===== Passage provided

We also expect to pay down debt and continue tracking toward our long-term leverage target of 2.5x net debt-to-EBITDA. And last, we're on track for the development of the Moss Landing battery storage project in California with an expected completion date in the fourth quarter of 2020.
We've articulated these uses of capital, and we are committed to achieving them, advancing our priorities by meeting our leverage target, growing our business through disciplined financial investments such as the Crius acquisition and the Moss Landing battery storage project and continuing to repurchase our stock at these low valuations.
Our meaningful free cash flow generation is supporting this diverse capital allocation plan. At an estimated 60% to 70% free cash flow conversion rate, we expect we will consistently have consistent capital to allocate in the years ahead.
In summary, we remain highly confident around the sound fundamentals and prospects for our business. We believe the recent stock price performance of the integrated energy companies is an overreaction to onetime summer dynamics in ERCOT and PJM, and what were prior to the FERC order concerns about a single-capacity auction.
These onetime dynamics are not fundamental drivers of our business. We will continue to focus on execution and long-term value creation while advancing our capital allocation plan, and we remain confident in the value of our company.
And with that, operator, we are now ready to open the line for questions.
[Operator Instructions] Your first question comes from the line of Greg Gordon from Evercore. Your line is open.
Thanks. Good morning, guys.
Hey, Greg.
A couple of questions. Looking at the upside that you guys laid out on Page 11, Curt, there is actually, from my perspective, a couple of things that actually aren't in there. I know that there's a lot of debate over what's going to happen in Illinois this fall in the veto session with regard to Exelon's and renewable energy consortiums potentially passing a bill.
But you also have a proposal in there that would allow you to replace some of your coal generation with renewables. That doesn't look like it's specifically in the build up here on your '21 potential upsides. Is that correct?
Yes. That's correct. I mean - and you may remember this, Greg. There's two elements of that coal to solar and battery program if we were successful. One is that there would be some incremental payments, almost like a pseudo-capacity payment in the -- to the existing coal plants until 2025. And that is obviously to help them stay alive.
And then there would be a transition to solar and batteries, and we would invest in those to come on roughly in that 2025. And then there would be economics from those investments as well.
But we have not included those just because of the uncertainty with what's going to happen. I think you're well aware. I'm not speaking out of turn here. This is public. But we're a little concerned with some of the lobbying issues that are going on that appears ComEd has gotten itself into.

==========
===== Data excerpt

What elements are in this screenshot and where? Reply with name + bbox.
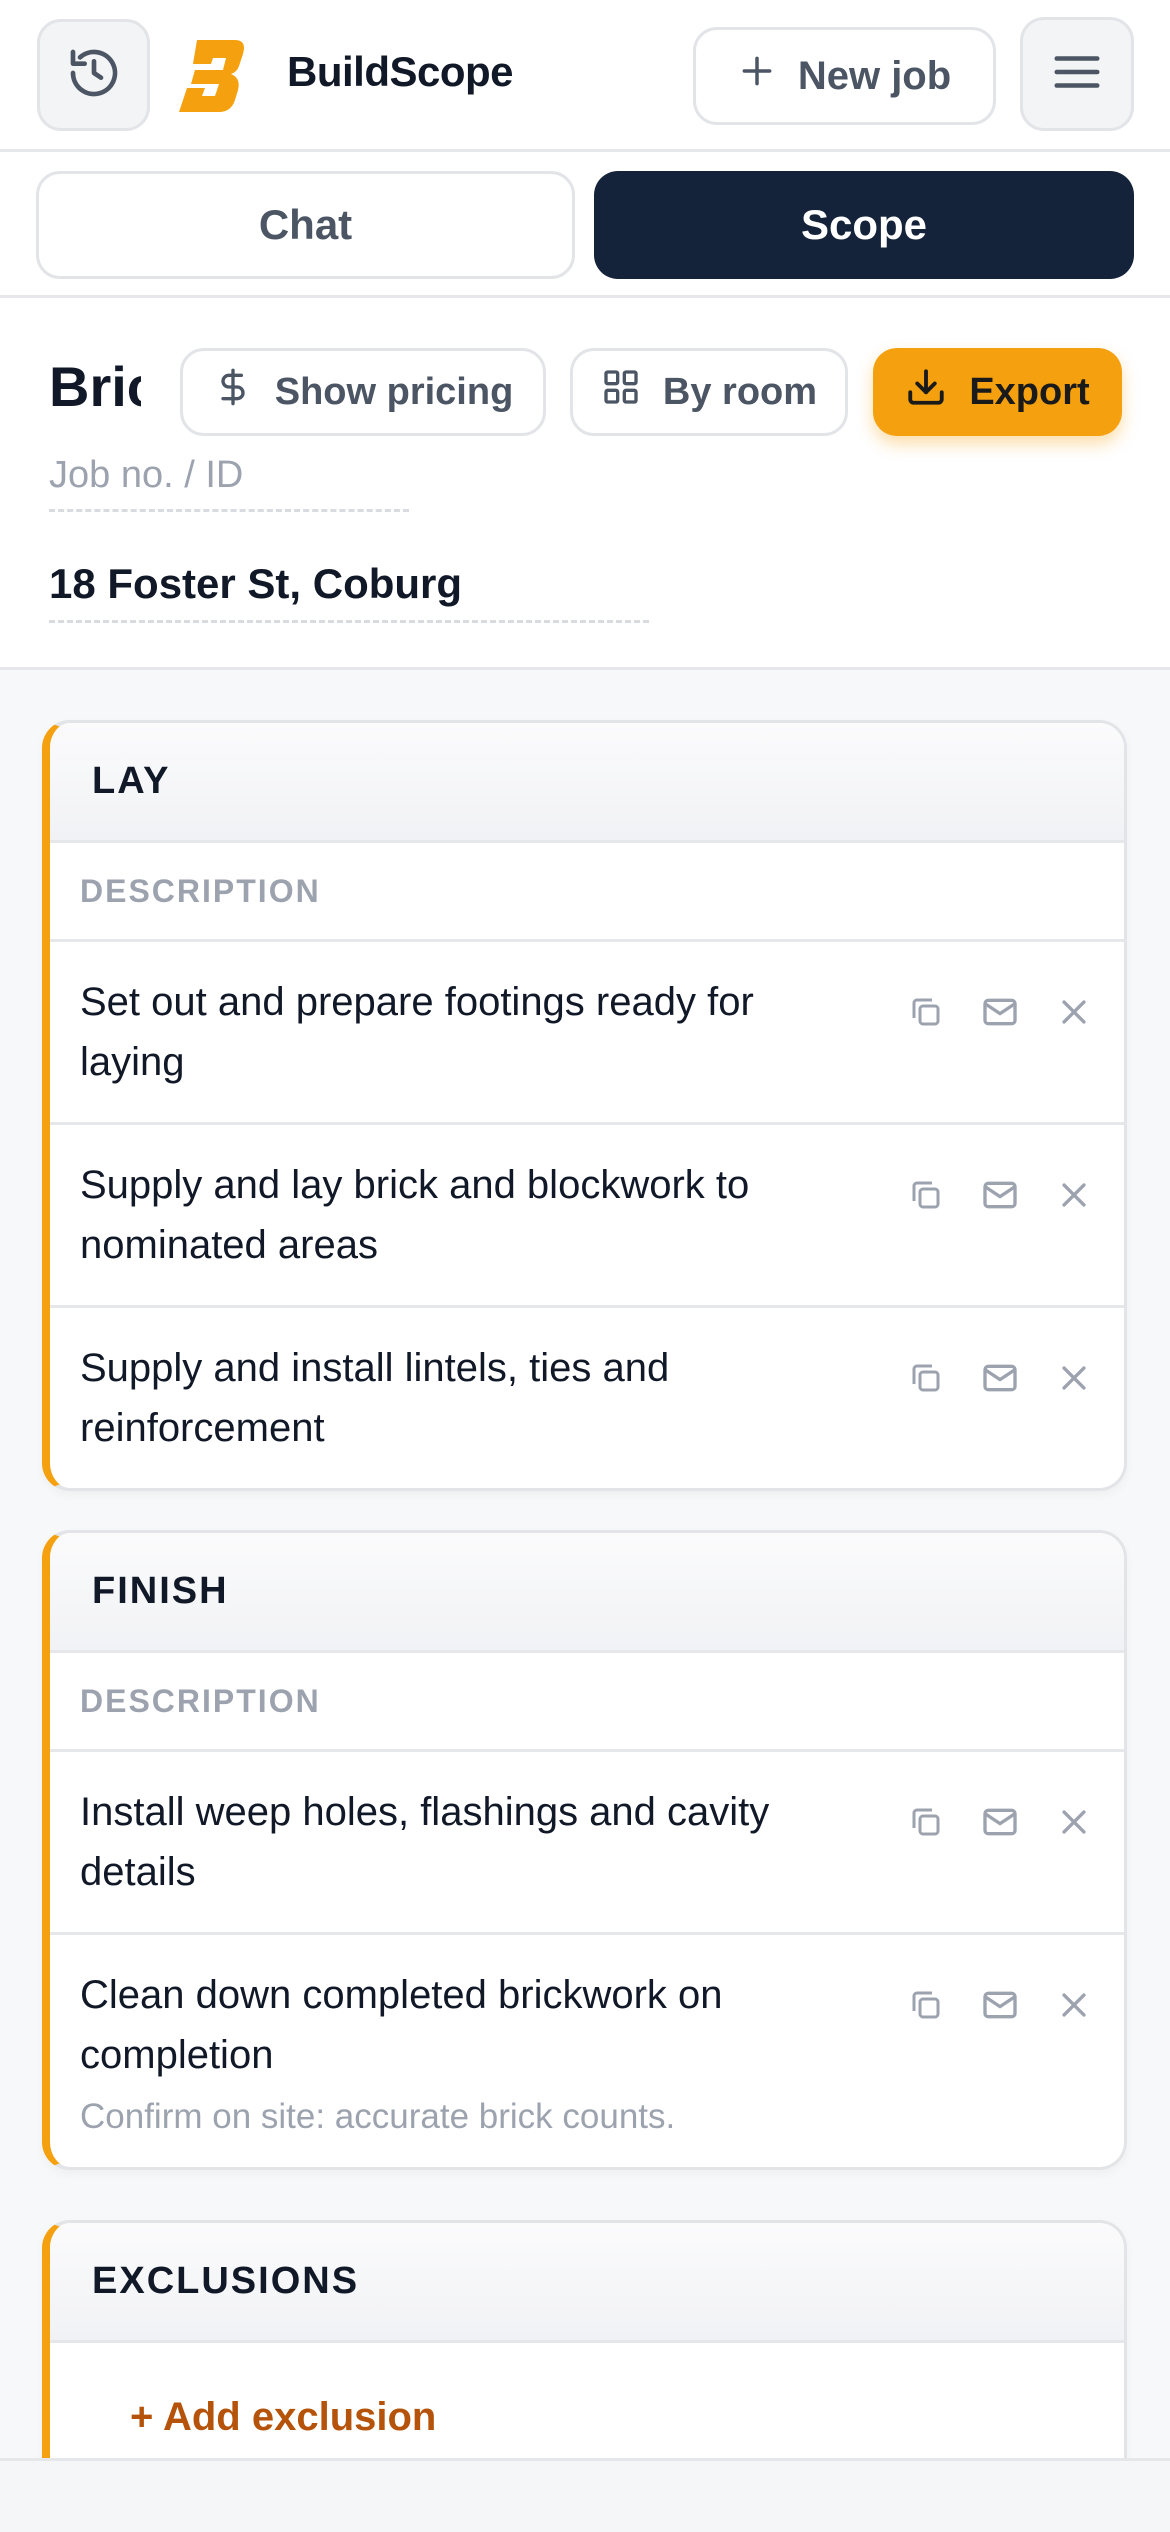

==========

* Exercise details
Revise the earnings call transcript between "In summary, we" and "line is open.", inclusive, replacing "long-term value creation" with "lasting value creation".

* Output for this task
In summary, we remain highly confident around the sound fundamentals and prospects for our business. We believe the recent stock price performance of the integrated energy companies is an overreaction to onetime summer dynamics in ERCOT and PJM, and what were prior to the FERC order concerns about a single-capacity auction.
These onetime dynamics are not fundamental drivers of our business. We will continue to focus on execution and lasting value creation while advancing our capital allocation plan, and we remain confident in the value of our company.
And with that, operator, we are now ready to open the line for questions.
[Operator Instructions] Your first question comes from the line of Greg Gordon from Evercore. Your line is open.